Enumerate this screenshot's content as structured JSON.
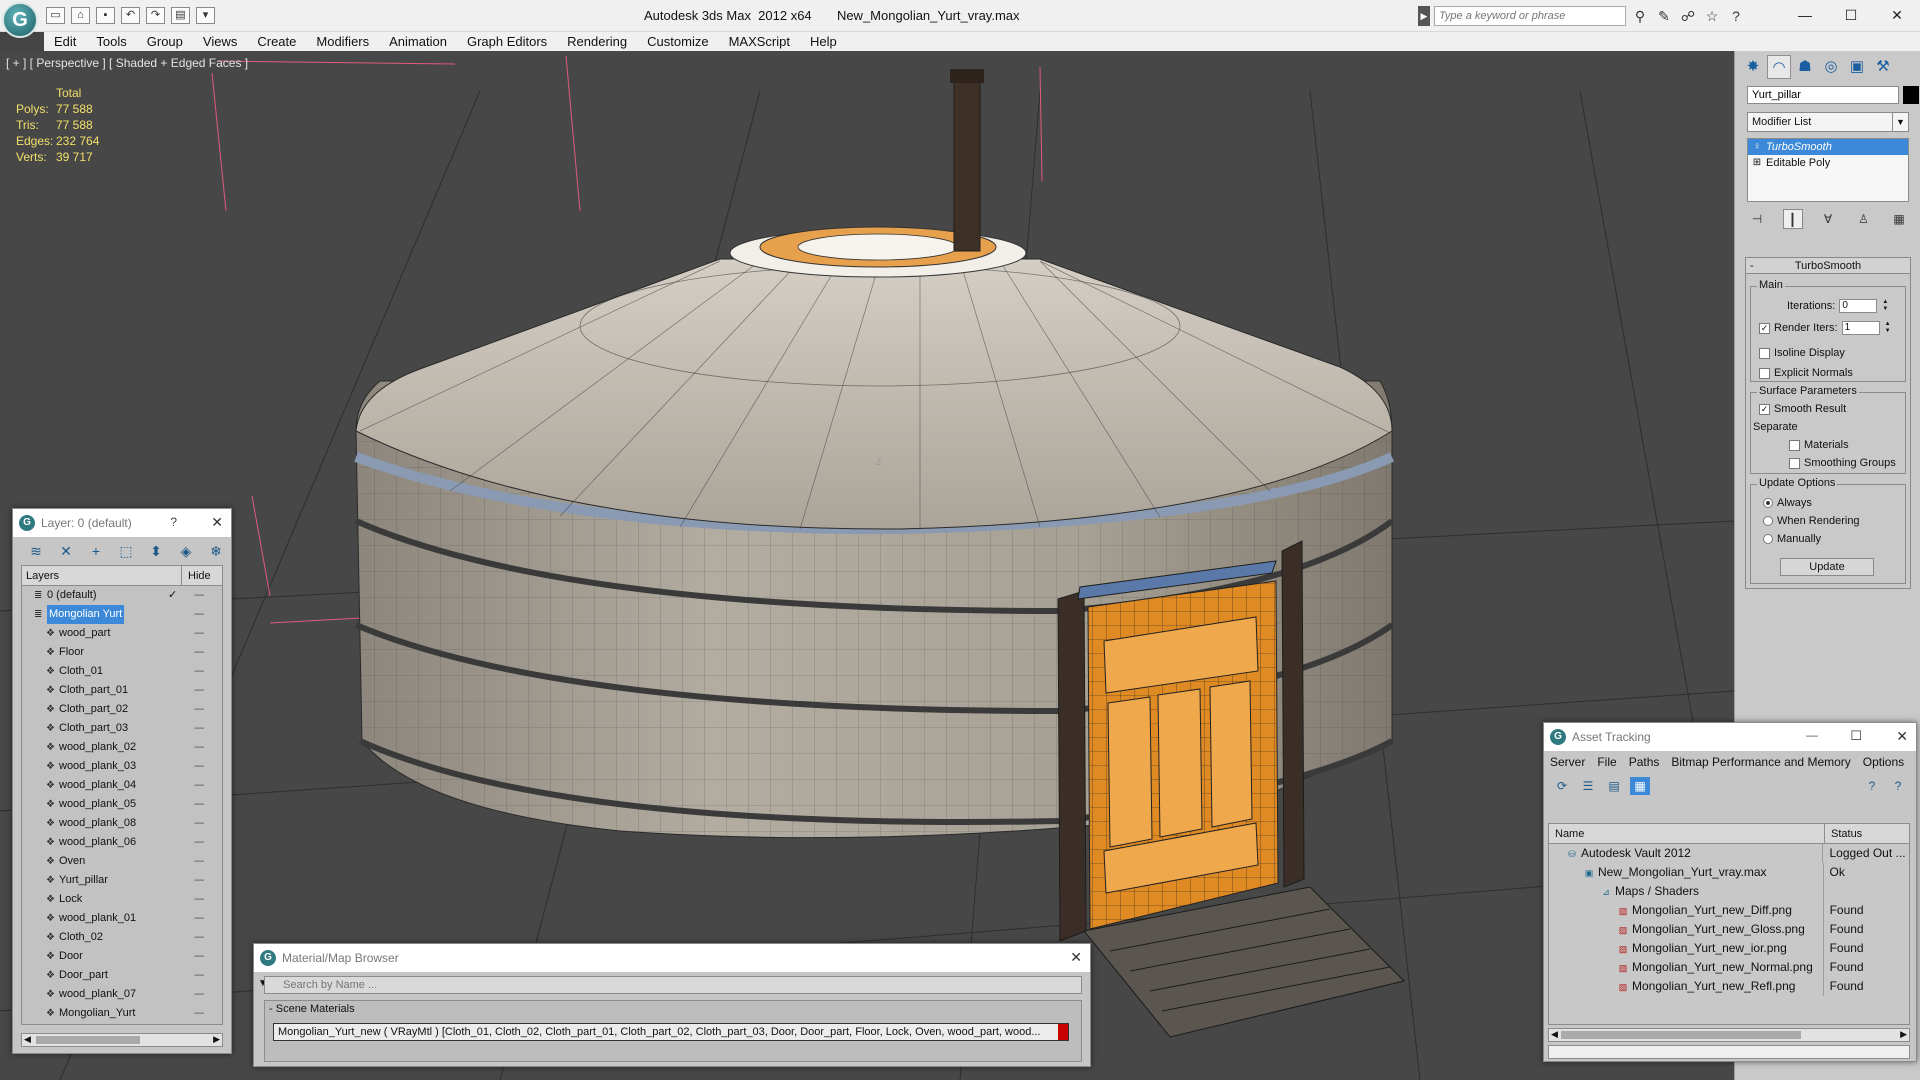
{
  "window": {
    "title": "Autodesk 3ds Max  2012 x64       New_Mongolian_Yurt_vray.max",
    "search_placeholder": "Type a keyword or phrase",
    "minimize": "—",
    "maximize": "☐",
    "close": "✕"
  },
  "menu": [
    "Edit",
    "Tools",
    "Group",
    "Views",
    "Create",
    "Modifiers",
    "Animation",
    "Graph Editors",
    "Rendering",
    "Customize",
    "MAXScript",
    "Help"
  ],
  "viewport": {
    "label": "[ + ] [ Perspective ] [ Shaded + Edged Faces ]",
    "stats_header": "Total",
    "stats": [
      {
        "key": "Polys:",
        "value": "77 588"
      },
      {
        "key": "Tris:",
        "value": "77 588"
      },
      {
        "key": "Edges:",
        "value": "232 764"
      },
      {
        "key": "Verts:",
        "value": "39 717"
      }
    ],
    "axis_label": "Z"
  },
  "command_panel": {
    "object_name": "Yurt_pillar",
    "modifier_list": "Modifier List",
    "stack": [
      {
        "label": "TurboSmooth",
        "selected": true
      },
      {
        "label": "Editable Poly",
        "selected": false
      }
    ],
    "rollout_title": "TurboSmooth",
    "main_group": "Main",
    "iterations_label": "Iterations:",
    "iterations_value": "0",
    "render_iters_label": "Render Iters:",
    "render_iters_value": "1",
    "isoline_label": "Isoline Display",
    "explicit_normals_label": "Explicit Normals",
    "surface_group": "Surface Parameters",
    "smooth_result_label": "Smooth Result",
    "separate_label": "Separate",
    "materials_label": "Materials",
    "smoothing_groups_label": "Smoothing Groups",
    "update_group": "Update Options",
    "always_label": "Always",
    "when_rendering_label": "When Rendering",
    "manually_label": "Manually",
    "update_button": "Update"
  },
  "layer_window": {
    "title": "Layer: 0 (default)",
    "help": "?",
    "close": "✕",
    "col_layers": "Layers",
    "col_hide": "Hide",
    "rows": [
      {
        "name": "0 (default)",
        "indent": 1,
        "kind": "layer",
        "check": "✓"
      },
      {
        "name": "Mongolian Yurt",
        "indent": 1,
        "kind": "layer",
        "selected": true
      },
      {
        "name": "wood_part",
        "indent": 2
      },
      {
        "name": "Floor",
        "indent": 2
      },
      {
        "name": "Cloth_01",
        "indent": 2
      },
      {
        "name": "Cloth_part_01",
        "indent": 2
      },
      {
        "name": "Cloth_part_02",
        "indent": 2
      },
      {
        "name": "Cloth_part_03",
        "indent": 2
      },
      {
        "name": "wood_plank_02",
        "indent": 2
      },
      {
        "name": "wood_plank_03",
        "indent": 2
      },
      {
        "name": "wood_plank_04",
        "indent": 2
      },
      {
        "name": "wood_plank_05",
        "indent": 2
      },
      {
        "name": "wood_plank_08",
        "indent": 2
      },
      {
        "name": "wood_plank_06",
        "indent": 2
      },
      {
        "name": "Oven",
        "indent": 2
      },
      {
        "name": "Yurt_pillar",
        "indent": 2
      },
      {
        "name": "Lock",
        "indent": 2
      },
      {
        "name": "wood_plank_01",
        "indent": 2
      },
      {
        "name": "Cloth_02",
        "indent": 2
      },
      {
        "name": "Door",
        "indent": 2
      },
      {
        "name": "Door_part",
        "indent": 2
      },
      {
        "name": "wood_plank_07",
        "indent": 2
      },
      {
        "name": "Mongolian_Yurt",
        "indent": 2
      }
    ]
  },
  "material_window": {
    "title": "Material/Map Browser",
    "close": "✕",
    "search_placeholder": "Search by Name ...",
    "group": "Scene Materials",
    "entry": "Mongolian_Yurt_new  ( VRayMtl )  [Cloth_01, Cloth_02, Cloth_part_01, Cloth_part_02, Cloth_part_03, Door, Door_part, Floor, Lock, Oven, wood_part, wood..."
  },
  "asset_window": {
    "title": "Asset Tracking",
    "minimize": "—",
    "maximize": "☐",
    "close": "✕",
    "menu": [
      "Server",
      "File",
      "Paths",
      "Bitmap Performance and Memory",
      "Options"
    ],
    "col_name": "Name",
    "col_status": "Status",
    "rows": [
      {
        "name": "Autodesk Vault 2012",
        "status": "Logged Out ...",
        "indent": 1,
        "icon": "vault"
      },
      {
        "name": "New_Mongolian_Yurt_vray.max",
        "status": "Ok",
        "indent": 2,
        "icon": "max"
      },
      {
        "name": "Maps / Shaders",
        "status": "",
        "indent": 3,
        "icon": "maps"
      },
      {
        "name": "Mongolian_Yurt_new_Diff.png",
        "status": "Found",
        "indent": 4,
        "icon": "png"
      },
      {
        "name": "Mongolian_Yurt_new_Gloss.png",
        "status": "Found",
        "indent": 4,
        "icon": "png"
      },
      {
        "name": "Mongolian_Yurt_new_ior.png",
        "status": "Found",
        "indent": 4,
        "icon": "png"
      },
      {
        "name": "Mongolian_Yurt_new_Normal.png",
        "status": "Found",
        "indent": 4,
        "icon": "png"
      },
      {
        "name": "Mongolian_Yurt_new_Refl.png",
        "status": "Found",
        "indent": 4,
        "icon": "png"
      }
    ]
  },
  "colors": {
    "viewport_bg": "#474747",
    "stats_yellow": "#f1e06a",
    "selection_blue": "#3c89d9",
    "door_orange": "#e08a24"
  }
}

======

What is needed:
Read the entries and show each line that mentions "Materials".

The solution:
    "materials_label": "Materials",
    "group": "Scene Materials",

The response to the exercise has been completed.